*YOUR GOAL*
Can you copy these lines out word for word, keeping every character unchanged?

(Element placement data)

=======

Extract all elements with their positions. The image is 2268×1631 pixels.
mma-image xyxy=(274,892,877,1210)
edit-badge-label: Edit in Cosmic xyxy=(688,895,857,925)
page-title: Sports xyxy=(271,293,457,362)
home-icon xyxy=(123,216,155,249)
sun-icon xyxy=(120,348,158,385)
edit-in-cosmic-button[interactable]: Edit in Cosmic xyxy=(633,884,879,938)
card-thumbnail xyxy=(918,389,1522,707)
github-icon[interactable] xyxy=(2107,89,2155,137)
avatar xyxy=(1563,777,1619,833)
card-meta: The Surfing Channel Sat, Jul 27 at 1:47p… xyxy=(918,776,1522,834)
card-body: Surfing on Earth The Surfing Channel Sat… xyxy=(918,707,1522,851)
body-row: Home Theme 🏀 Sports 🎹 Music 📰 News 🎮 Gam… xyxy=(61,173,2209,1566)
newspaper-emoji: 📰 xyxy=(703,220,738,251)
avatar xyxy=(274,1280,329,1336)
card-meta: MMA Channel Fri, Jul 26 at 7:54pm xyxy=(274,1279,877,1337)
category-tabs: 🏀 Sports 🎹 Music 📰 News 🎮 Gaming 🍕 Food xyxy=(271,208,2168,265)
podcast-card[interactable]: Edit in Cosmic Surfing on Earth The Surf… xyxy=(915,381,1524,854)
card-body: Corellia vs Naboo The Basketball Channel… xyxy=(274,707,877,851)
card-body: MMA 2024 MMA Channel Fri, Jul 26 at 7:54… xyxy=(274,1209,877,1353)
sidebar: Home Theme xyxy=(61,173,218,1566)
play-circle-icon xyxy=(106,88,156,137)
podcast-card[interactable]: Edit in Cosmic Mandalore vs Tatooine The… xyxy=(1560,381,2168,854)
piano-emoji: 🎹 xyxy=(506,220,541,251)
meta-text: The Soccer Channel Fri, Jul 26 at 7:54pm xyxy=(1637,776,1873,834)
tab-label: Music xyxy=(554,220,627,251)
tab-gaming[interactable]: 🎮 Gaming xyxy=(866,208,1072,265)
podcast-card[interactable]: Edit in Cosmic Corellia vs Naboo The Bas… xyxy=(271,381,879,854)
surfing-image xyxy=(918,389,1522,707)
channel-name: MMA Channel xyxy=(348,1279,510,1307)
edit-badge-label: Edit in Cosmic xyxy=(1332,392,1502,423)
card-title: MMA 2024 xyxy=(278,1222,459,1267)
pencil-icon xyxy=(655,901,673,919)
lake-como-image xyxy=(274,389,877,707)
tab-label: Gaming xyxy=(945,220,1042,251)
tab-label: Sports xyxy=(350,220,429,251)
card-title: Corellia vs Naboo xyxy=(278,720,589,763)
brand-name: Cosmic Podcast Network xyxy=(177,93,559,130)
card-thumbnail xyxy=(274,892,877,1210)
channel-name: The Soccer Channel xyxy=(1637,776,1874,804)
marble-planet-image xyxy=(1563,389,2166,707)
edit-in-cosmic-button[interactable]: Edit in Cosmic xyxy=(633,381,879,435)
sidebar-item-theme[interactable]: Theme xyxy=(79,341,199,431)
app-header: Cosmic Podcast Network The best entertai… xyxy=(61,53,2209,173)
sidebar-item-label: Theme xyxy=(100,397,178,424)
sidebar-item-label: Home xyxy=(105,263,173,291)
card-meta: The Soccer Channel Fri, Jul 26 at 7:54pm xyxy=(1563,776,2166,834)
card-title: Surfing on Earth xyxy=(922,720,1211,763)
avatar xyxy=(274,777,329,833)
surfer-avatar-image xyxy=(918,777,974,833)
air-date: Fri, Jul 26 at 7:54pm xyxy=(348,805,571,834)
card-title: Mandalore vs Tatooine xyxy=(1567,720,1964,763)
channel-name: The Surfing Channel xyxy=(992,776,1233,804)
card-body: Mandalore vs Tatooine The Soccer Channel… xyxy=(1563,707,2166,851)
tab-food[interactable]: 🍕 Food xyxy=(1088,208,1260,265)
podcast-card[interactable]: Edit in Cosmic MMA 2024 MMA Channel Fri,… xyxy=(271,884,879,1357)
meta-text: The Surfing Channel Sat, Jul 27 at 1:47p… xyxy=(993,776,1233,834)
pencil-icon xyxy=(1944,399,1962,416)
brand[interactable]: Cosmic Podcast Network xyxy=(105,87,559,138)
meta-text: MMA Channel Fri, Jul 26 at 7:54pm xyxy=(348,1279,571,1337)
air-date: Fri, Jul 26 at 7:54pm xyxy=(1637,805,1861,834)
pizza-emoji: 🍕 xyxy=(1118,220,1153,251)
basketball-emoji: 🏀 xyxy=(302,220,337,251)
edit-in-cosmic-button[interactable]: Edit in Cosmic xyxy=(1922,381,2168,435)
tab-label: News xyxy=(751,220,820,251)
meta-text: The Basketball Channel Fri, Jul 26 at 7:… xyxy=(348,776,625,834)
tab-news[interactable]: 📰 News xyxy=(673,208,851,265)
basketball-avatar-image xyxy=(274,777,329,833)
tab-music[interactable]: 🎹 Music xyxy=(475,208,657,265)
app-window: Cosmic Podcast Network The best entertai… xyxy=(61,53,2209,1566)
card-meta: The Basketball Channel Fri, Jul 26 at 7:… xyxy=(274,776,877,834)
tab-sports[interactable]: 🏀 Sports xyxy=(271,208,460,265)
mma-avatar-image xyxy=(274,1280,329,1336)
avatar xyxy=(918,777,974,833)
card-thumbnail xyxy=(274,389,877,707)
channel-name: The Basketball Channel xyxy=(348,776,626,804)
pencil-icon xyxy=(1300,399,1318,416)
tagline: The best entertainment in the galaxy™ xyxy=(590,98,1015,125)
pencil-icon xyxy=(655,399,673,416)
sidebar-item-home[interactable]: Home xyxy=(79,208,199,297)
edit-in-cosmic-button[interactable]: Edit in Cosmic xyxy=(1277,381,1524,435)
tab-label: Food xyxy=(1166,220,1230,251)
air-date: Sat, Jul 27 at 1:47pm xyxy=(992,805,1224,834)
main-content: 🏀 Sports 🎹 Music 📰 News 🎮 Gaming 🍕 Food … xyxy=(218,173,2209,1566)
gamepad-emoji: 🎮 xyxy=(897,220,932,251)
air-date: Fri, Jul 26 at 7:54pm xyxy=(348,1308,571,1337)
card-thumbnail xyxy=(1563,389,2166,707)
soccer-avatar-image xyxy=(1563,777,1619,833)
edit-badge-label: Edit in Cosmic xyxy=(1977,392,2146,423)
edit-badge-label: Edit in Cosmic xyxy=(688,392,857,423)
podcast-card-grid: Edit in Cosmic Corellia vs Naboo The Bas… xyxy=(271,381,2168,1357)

=======

*RESULT OF THIS EXERCISE*
Extract all elements with their positions. The image is 2268×1631 pixels.
mma-image xyxy=(274,892,877,1210)
edit-badge-label: Edit in Cosmic xyxy=(688,895,857,925)
page-title: Sports xyxy=(271,293,457,362)
home-icon xyxy=(123,216,155,249)
sun-icon xyxy=(120,348,158,385)
edit-in-cosmic-button[interactable]: Edit in Cosmic xyxy=(633,884,879,938)
card-thumbnail xyxy=(918,389,1522,707)
github-icon[interactable] xyxy=(2107,89,2155,137)
avatar xyxy=(1563,777,1619,833)
card-meta: The Surfing Channel Sat, Jul 27 at 1:47p… xyxy=(918,776,1522,834)
card-body: Surfing on Earth The Surfing Channel Sat… xyxy=(918,707,1522,851)
body-row: Home Theme 🏀 Sports 🎹 Music 📰 News 🎮 Gam… xyxy=(61,173,2209,1566)
newspaper-emoji: 📰 xyxy=(703,220,738,251)
avatar xyxy=(274,1280,329,1336)
card-meta: MMA Channel Fri, Jul 26 at 7:54pm xyxy=(274,1279,877,1337)
category-tabs: 🏀 Sports 🎹 Music 📰 News 🎮 Gaming 🍕 Food xyxy=(271,208,2168,265)
podcast-card[interactable]: Edit in Cosmic Surfing on Earth The Surf… xyxy=(915,381,1524,854)
card-body: Corellia vs Naboo The Basketball Channel… xyxy=(274,707,877,851)
card-body: MMA 2024 MMA Channel Fri, Jul 26 at 7:54… xyxy=(274,1209,877,1353)
sidebar: Home Theme xyxy=(61,173,218,1566)
play-circle-icon xyxy=(106,88,156,137)
podcast-card[interactable]: Edit in Cosmic Mandalore vs Tatooine The… xyxy=(1560,381,2168,854)
piano-emoji: 🎹 xyxy=(506,220,541,251)
meta-text: The Soccer Channel Fri, Jul 26 at 7:54pm xyxy=(1637,776,1873,834)
tab-label: Music xyxy=(554,220,627,251)
tab-gaming[interactable]: 🎮 Gaming xyxy=(866,208,1072,265)
podcast-card[interactable]: Edit in Cosmic Corellia vs Naboo The Bas… xyxy=(271,381,879,854)
surfing-image xyxy=(918,389,1522,707)
channel-name: MMA Channel xyxy=(348,1279,510,1307)
edit-badge-label: Edit in Cosmic xyxy=(1332,392,1502,423)
card-title: MMA 2024 xyxy=(278,1222,459,1267)
pencil-icon xyxy=(655,901,673,919)
lake-como-image xyxy=(274,389,877,707)
tab-label: Gaming xyxy=(945,220,1042,251)
tab-label: Sports xyxy=(350,220,429,251)
card-title: Corellia vs Naboo xyxy=(278,720,589,763)
brand-name: Cosmic Podcast Network xyxy=(177,93,559,130)
card-thumbnail xyxy=(274,892,877,1210)
channel-name: The Soccer Channel xyxy=(1637,776,1874,804)
marble-planet-image xyxy=(1563,389,2166,707)
edit-in-cosmic-button[interactable]: Edit in Cosmic xyxy=(633,381,879,435)
sidebar-item-theme[interactable]: Theme xyxy=(79,341,199,431)
app-header: Cosmic Podcast Network The best entertai… xyxy=(61,53,2209,173)
sidebar-item-label: Theme xyxy=(100,397,178,424)
sidebar-item-label: Home xyxy=(105,263,173,291)
card-meta: The Soccer Channel Fri, Jul 26 at 7:54pm xyxy=(1563,776,2166,834)
card-title: Surfing on Earth xyxy=(922,720,1211,763)
avatar xyxy=(274,777,329,833)
surfer-avatar-image xyxy=(918,777,974,833)
air-date: Fri, Jul 26 at 7:54pm xyxy=(348,805,571,834)
card-title: Mandalore vs Tatooine xyxy=(1567,720,1964,763)
channel-name: The Surfing Channel xyxy=(992,776,1233,804)
card-body: Mandalore vs Tatooine The Soccer Channel… xyxy=(1563,707,2166,851)
tab-food[interactable]: 🍕 Food xyxy=(1088,208,1260,265)
podcast-card[interactable]: Edit in Cosmic MMA 2024 MMA Channel Fri,… xyxy=(271,884,879,1357)
meta-text: The Surfing Channel Sat, Jul 27 at 1:47p… xyxy=(993,776,1233,834)
pencil-icon xyxy=(1944,399,1962,416)
brand[interactable]: Cosmic Podcast Network xyxy=(105,87,559,138)
meta-text: MMA Channel Fri, Jul 26 at 7:54pm xyxy=(348,1279,571,1337)
air-date: Fri, Jul 26 at 7:54pm xyxy=(1637,805,1861,834)
pizza-emoji: 🍕 xyxy=(1118,220,1153,251)
basketball-emoji: 🏀 xyxy=(302,220,337,251)
edit-in-cosmic-button[interactable]: Edit in Cosmic xyxy=(1922,381,2168,435)
tab-label: News xyxy=(751,220,820,251)
meta-text: The Basketball Channel Fri, Jul 26 at 7:… xyxy=(348,776,625,834)
tab-news[interactable]: 📰 News xyxy=(673,208,851,265)
basketball-avatar-image xyxy=(274,777,329,833)
tab-music[interactable]: 🎹 Music xyxy=(475,208,657,265)
app-window: Cosmic Podcast Network The best entertai… xyxy=(61,53,2209,1566)
card-meta: The Basketball Channel Fri, Jul 26 at 7:… xyxy=(274,776,877,834)
tab-sports[interactable]: 🏀 Sports xyxy=(271,208,460,265)
mma-avatar-image xyxy=(274,1280,329,1336)
avatar xyxy=(918,777,974,833)
card-thumbnail xyxy=(274,389,877,707)
channel-name: The Basketball Channel xyxy=(348,776,626,804)
pencil-icon xyxy=(1300,399,1318,416)
tagline: The best entertainment in the galaxy™ xyxy=(590,98,1015,125)
pencil-icon xyxy=(655,399,673,416)
sidebar-item-home[interactable]: Home xyxy=(79,208,199,297)
edit-in-cosmic-button[interactable]: Edit in Cosmic xyxy=(1277,381,1524,435)
tab-label: Food xyxy=(1166,220,1230,251)
air-date: Sat, Jul 27 at 1:47pm xyxy=(992,805,1224,834)
main-content: 🏀 Sports 🎹 Music 📰 News 🎮 Gaming 🍕 Food … xyxy=(218,173,2209,1566)
gamepad-emoji: 🎮 xyxy=(897,220,932,251)
air-date: Fri, Jul 26 at 7:54pm xyxy=(348,1308,571,1337)
card-thumbnail xyxy=(1563,389,2166,707)
soccer-avatar-image xyxy=(1563,777,1619,833)
edit-badge-label: Edit in Cosmic xyxy=(1977,392,2146,423)
edit-badge-label: Edit in Cosmic xyxy=(688,392,857,423)
podcast-card-grid: Edit in Cosmic Corellia vs Naboo The Bas… xyxy=(271,381,2168,1357)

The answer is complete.